## start
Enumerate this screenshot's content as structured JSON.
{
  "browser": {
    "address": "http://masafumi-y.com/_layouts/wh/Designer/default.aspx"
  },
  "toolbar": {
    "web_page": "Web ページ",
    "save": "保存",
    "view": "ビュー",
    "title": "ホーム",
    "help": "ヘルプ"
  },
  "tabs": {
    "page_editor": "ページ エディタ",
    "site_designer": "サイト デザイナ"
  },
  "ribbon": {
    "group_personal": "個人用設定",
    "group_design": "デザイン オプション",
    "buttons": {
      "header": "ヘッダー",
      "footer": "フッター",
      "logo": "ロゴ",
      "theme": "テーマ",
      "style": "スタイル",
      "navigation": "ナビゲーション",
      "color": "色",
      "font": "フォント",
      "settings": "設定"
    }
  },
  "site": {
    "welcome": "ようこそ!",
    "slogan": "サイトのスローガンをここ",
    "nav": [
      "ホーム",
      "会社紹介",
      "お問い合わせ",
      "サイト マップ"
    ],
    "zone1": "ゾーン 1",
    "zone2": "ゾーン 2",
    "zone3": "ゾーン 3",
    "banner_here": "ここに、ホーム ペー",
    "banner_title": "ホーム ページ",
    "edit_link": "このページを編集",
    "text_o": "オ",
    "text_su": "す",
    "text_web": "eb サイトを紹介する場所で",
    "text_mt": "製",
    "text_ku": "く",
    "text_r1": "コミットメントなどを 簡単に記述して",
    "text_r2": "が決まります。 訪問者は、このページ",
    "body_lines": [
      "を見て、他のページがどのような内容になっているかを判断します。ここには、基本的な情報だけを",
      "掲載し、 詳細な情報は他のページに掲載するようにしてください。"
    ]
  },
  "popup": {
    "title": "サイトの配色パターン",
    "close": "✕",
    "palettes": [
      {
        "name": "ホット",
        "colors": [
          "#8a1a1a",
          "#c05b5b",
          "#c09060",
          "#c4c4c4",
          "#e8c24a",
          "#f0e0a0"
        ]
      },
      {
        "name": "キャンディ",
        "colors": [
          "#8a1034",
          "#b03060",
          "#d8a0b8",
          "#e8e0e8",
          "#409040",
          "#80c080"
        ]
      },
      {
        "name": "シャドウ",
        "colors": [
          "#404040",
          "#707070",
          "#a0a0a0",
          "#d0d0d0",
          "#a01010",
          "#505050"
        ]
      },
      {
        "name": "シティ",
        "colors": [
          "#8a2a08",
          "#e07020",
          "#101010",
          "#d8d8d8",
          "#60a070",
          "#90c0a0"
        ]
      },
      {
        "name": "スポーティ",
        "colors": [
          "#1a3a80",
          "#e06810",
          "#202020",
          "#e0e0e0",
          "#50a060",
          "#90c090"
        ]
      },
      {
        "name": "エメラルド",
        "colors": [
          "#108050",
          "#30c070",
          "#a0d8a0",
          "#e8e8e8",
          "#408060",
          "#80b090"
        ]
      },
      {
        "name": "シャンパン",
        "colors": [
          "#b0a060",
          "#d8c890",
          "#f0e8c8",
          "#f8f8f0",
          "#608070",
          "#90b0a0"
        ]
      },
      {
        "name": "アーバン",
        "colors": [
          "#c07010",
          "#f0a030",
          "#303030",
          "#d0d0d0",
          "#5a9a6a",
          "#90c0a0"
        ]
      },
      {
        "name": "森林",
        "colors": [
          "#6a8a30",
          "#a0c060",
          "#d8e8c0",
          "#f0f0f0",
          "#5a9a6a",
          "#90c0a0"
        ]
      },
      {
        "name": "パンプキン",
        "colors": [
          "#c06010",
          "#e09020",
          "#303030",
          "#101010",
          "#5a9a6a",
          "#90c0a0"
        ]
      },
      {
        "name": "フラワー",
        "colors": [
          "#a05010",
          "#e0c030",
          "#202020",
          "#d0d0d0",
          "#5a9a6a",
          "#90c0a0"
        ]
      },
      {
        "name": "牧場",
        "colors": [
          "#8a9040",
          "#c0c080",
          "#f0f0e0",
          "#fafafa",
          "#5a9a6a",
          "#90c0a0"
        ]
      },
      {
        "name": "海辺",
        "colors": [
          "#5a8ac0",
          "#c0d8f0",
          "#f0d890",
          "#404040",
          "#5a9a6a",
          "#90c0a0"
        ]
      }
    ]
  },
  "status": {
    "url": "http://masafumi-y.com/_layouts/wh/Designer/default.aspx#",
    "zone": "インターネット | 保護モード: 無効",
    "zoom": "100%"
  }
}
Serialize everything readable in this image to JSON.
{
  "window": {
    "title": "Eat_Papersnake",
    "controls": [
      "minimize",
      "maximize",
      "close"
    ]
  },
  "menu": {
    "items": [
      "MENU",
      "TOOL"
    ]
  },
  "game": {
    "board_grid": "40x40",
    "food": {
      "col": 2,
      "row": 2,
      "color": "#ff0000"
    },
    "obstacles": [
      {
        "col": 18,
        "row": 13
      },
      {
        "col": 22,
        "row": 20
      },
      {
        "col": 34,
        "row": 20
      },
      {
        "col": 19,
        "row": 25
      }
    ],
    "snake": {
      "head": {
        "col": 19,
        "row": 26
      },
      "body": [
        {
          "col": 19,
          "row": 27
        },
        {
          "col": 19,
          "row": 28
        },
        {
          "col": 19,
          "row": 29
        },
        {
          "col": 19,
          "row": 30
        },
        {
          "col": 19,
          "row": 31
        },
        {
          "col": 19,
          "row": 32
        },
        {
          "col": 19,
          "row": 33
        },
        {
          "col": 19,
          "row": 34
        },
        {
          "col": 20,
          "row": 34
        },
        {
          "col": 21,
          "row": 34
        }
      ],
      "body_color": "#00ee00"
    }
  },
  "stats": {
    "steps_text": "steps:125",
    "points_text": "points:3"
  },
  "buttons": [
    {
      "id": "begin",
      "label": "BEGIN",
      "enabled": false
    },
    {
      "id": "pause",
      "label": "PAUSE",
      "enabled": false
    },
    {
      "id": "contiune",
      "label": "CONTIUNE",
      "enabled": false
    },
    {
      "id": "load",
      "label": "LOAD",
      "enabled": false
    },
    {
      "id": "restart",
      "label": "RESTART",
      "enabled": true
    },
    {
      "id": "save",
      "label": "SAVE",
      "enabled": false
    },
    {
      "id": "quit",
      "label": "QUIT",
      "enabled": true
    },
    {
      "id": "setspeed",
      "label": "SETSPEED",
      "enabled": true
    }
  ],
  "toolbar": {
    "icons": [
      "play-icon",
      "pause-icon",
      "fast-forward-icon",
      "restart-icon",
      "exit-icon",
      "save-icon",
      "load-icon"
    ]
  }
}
## end
Restate the whole of the material exactly.

Written reply
Enumerate this screenshot's content as structured JSON.
{
  "browser": {
    "address": "http://masafumi-y.com/_layouts/wh/Designer/default.aspx"
  },
  "toolbar": {
    "web_page": "Web ページ",
    "save": "保存",
    "view": "ビュー",
    "title": "ホーム",
    "help": "ヘルプ"
  },
  "tabs": {
    "page_editor": "ページ エディタ",
    "site_designer": "サイト デザイナ"
  },
  "ribbon": {
    "group_personal": "個人用設定",
    "group_design": "デザイン オプション",
    "buttons": {
      "header": "ヘッダー",
      "footer": "フッター",
      "logo": "ロゴ",
      "theme": "テーマ",
      "style": "スタイル",
      "navigation": "ナビゲーション",
      "color": "色",
      "font": "フォント",
      "settings": "設定"
    }
  },
  "site": {
    "welcome": "ようこそ!",
    "slogan": "サイトのスローガンをここ",
    "nav": [
      "ホーム",
      "会社紹介",
      "お問い合わせ",
      "サイト マップ"
    ],
    "zone1": "ゾーン 1",
    "zone2": "ゾーン 2",
    "zone3": "ゾーン 3",
    "banner_here": "ここに、ホーム ペー",
    "banner_title": "ホーム ページ",
    "edit_link": "このページを編集",
    "text_o": "オ",
    "text_su": "す",
    "text_web": "eb サイトを紹介する場所で",
    "text_mt": "製",
    "text_ku": "く",
    "text_r1": "コミットメントなどを 簡単に記述して",
    "text_r2": "が決まります。 訪問者は、このページ",
    "body_lines": [
      "を見て、他のページがどのような内容になっているかを判断します。ここには、基本的な情報だけを",
      "掲載し、 詳細な情報は他のページに掲載するようにしてください。"
    ]
  },
  "popup": {
    "title": "サイトの配色パターン",
    "close": "✕",
    "palettes": [
      {
        "name": "ホット",
        "colors": [
          "#8a1a1a",
          "#c05b5b",
          "#c09060",
          "#c4c4c4",
          "#e8c24a",
          "#f0e0a0"
        ]
      },
      {
        "name": "キャンディ",
        "colors": [
          "#8a1034",
          "#b03060",
          "#d8a0b8",
          "#e8e0e8",
          "#409040",
          "#80c080"
        ]
      },
      {
        "name": "シャドウ",
        "colors": [
          "#404040",
          "#707070",
          "#a0a0a0",
          "#d0d0d0",
          "#a01010",
          "#505050"
        ]
      },
      {
        "name": "シティ",
        "colors": [
          "#8a2a08",
          "#e07020",
          "#101010",
          "#d8d8d8",
          "#60a070",
          "#90c0a0"
        ]
      },
      {
        "name": "スポーティ",
        "colors": [
          "#1a3a80",
          "#e06810",
          "#202020",
          "#e0e0e0",
          "#50a060",
          "#90c090"
        ]
      },
      {
        "name": "エメラルド",
        "colors": [
          "#108050",
          "#30c070",
          "#a0d8a0",
          "#e8e8e8",
          "#408060",
          "#80b090"
        ]
      },
      {
        "name": "シャンパン",
        "colors": [
          "#b0a060",
          "#d8c890",
          "#f0e8c8",
          "#f8f8f0",
          "#608070",
          "#90b0a0"
        ]
      },
      {
        "name": "アーバン",
        "colors": [
          "#c07010",
          "#f0a030",
          "#303030",
          "#d0d0d0",
          "#5a9a6a",
          "#90c0a0"
        ]
      },
      {
        "name": "森林",
        "colors": [
          "#6a8a30",
          "#a0c060",
          "#d8e8c0",
          "#f0f0f0",
          "#5a9a6a",
          "#90c0a0"
        ]
      },
      {
        "name": "パンプキン",
        "colors": [
          "#c06010",
          "#e09020",
          "#303030",
          "#101010",
          "#5a9a6a",
          "#90c0a0"
        ]
      },
      {
        "name": "フラワー",
        "colors": [
          "#a05010",
          "#e0c030",
          "#202020",
          "#d0d0d0",
          "#5a9a6a",
          "#90c0a0"
        ]
      },
      {
        "name": "牧場",
        "colors": [
          "#8a9040",
          "#c0c080",
          "#f0f0e0",
          "#fafafa",
          "#5a9a6a",
          "#90c0a0"
        ]
      },
      {
        "name": "海辺",
        "colors": [
          "#5a8ac0",
          "#c0d8f0",
          "#f0d890",
          "#404040",
          "#5a9a6a",
          "#90c0a0"
        ]
      }
    ]
  },
  "status": {
    "url": "http://masafumi-y.com/_layouts/wh/Designer/default.aspx#",
    "zone": "インターネット | 保護モード: 無効",
    "zoom": "100%"
  }
}
Serialize everything readable in this image to JSON.
{
  "window": {
    "title": "Eat_Papersnake",
    "controls": [
      "minimize",
      "maximize",
      "close"
    ]
  },
  "menu": {
    "items": [
      "MENU",
      "TOOL"
    ]
  },
  "game": {
    "board_grid": "40x40",
    "food": {
      "col": 2,
      "row": 2,
      "color": "#ff0000"
    },
    "obstacles": [
      {
        "col": 18,
        "row": 13
      },
      {
        "col": 22,
        "row": 20
      },
      {
        "col": 34,
        "row": 20
      },
      {
        "col": 19,
        "row": 25
      }
    ],
    "snake": {
      "head": {
        "col": 19,
        "row": 26
      },
      "body": [
        {
          "col": 19,
          "row": 27
        },
        {
          "col": 19,
          "row": 28
        },
        {
          "col": 19,
          "row": 29
        },
        {
          "col": 19,
          "row": 30
        },
        {
          "col": 19,
          "row": 31
        },
        {
          "col": 19,
          "row": 32
        },
        {
          "col": 19,
          "row": 33
        },
        {
          "col": 19,
          "row": 34
        },
        {
          "col": 20,
          "row": 34
        },
        {
          "col": 21,
          "row": 34
        }
      ],
      "body_color": "#00ee00"
    }
  },
  "stats": {
    "steps_text": "steps:125",
    "points_text": "points:3"
  },
  "buttons": [
    {
      "id": "begin",
      "label": "BEGIN",
      "enabled": false
    },
    {
      "id": "pause",
      "label": "PAUSE",
      "enabled": false
    },
    {
      "id": "contiune",
      "label": "CONTIUNE",
      "enabled": false
    },
    {
      "id": "load",
      "label": "LOAD",
      "enabled": false
    },
    {
      "id": "restart",
      "label": "RESTART",
      "enabled": true
    },
    {
      "id": "save",
      "label": "SAVE",
      "enabled": false
    },
    {
      "id": "quit",
      "label": "QUIT",
      "enabled": true
    },
    {
      "id": "setspeed",
      "label": "SETSPEED",
      "enabled": true
    }
  ],
  "toolbar": {
    "icons": [
      "play-icon",
      "pause-icon",
      "fast-forward-icon",
      "restart-icon",
      "exit-icon",
      "save-icon",
      "load-icon"
    ]
  }
}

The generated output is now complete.